** Start INPUT RECORDS **

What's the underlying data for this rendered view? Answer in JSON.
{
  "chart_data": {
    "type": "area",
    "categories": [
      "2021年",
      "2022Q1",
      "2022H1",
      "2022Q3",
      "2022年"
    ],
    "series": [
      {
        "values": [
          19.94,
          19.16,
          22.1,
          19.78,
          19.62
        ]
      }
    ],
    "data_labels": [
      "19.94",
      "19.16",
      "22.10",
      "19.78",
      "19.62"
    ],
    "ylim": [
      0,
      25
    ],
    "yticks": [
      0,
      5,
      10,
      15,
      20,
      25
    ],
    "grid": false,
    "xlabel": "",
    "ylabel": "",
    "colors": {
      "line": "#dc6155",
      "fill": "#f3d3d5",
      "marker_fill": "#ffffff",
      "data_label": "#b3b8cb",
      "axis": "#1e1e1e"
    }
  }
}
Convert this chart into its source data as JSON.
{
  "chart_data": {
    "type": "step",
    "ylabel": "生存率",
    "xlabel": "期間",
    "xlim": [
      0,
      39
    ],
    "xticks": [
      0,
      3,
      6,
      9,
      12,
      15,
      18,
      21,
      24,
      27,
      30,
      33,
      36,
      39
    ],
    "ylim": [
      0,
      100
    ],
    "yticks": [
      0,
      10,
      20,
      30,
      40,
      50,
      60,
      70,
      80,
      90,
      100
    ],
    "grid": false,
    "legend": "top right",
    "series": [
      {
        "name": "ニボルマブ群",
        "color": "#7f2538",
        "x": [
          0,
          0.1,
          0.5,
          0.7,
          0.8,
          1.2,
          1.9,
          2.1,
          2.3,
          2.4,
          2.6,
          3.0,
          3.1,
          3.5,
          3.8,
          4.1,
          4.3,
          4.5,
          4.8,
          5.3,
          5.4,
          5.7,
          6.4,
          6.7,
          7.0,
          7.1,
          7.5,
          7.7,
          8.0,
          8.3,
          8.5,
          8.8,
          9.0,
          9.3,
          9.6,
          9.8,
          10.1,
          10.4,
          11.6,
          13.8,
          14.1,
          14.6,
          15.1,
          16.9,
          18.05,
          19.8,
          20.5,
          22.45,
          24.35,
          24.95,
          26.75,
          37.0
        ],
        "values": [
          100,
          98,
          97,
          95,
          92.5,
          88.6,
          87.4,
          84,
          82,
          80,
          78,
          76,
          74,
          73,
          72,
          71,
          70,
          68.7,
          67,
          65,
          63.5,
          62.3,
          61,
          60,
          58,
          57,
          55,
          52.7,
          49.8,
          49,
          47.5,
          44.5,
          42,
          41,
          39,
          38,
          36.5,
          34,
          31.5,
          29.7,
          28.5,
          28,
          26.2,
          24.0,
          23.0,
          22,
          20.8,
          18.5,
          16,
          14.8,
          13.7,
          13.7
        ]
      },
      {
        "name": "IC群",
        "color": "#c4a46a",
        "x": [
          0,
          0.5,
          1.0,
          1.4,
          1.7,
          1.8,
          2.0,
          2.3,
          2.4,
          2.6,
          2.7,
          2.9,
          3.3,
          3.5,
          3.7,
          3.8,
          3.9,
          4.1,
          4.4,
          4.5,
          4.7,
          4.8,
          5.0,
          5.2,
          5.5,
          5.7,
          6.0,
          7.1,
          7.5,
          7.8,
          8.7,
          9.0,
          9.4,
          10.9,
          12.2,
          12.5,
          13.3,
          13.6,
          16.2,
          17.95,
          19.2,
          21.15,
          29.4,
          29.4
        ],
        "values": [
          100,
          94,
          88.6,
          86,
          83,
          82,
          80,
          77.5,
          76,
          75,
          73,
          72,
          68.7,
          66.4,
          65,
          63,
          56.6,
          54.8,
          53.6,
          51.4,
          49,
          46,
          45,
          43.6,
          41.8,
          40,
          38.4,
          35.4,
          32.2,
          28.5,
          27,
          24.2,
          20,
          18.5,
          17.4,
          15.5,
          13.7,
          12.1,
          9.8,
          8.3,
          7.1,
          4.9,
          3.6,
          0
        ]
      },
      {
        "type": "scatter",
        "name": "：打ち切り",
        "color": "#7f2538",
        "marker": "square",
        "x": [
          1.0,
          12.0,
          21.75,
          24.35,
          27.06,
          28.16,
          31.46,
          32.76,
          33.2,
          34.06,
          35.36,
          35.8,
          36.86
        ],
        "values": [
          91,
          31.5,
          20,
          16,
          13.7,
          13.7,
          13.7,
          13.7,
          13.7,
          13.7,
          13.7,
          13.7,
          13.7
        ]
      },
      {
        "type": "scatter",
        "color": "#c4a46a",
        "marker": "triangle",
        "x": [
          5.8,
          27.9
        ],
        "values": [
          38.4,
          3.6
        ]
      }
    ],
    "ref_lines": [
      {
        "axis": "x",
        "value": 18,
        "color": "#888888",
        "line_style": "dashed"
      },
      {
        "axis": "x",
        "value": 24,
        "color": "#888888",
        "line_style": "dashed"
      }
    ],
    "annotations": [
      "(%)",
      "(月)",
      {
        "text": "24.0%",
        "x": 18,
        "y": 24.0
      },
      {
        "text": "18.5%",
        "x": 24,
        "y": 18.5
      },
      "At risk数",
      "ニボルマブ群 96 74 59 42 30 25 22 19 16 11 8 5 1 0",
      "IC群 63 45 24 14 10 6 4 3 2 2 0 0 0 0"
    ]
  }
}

** End INPUT RECORDS **

§ WHAT THE TASK ASKS
Filter the records above for lines containing the word "ニボルマブ群", and copy those lines.

§ SOLUTION FOR THIS TASK
        "name": "ニボルマブ群",
      "ニボルマブ群 96 74 59 42 30 25 22 19 16 11 8 5 1 0",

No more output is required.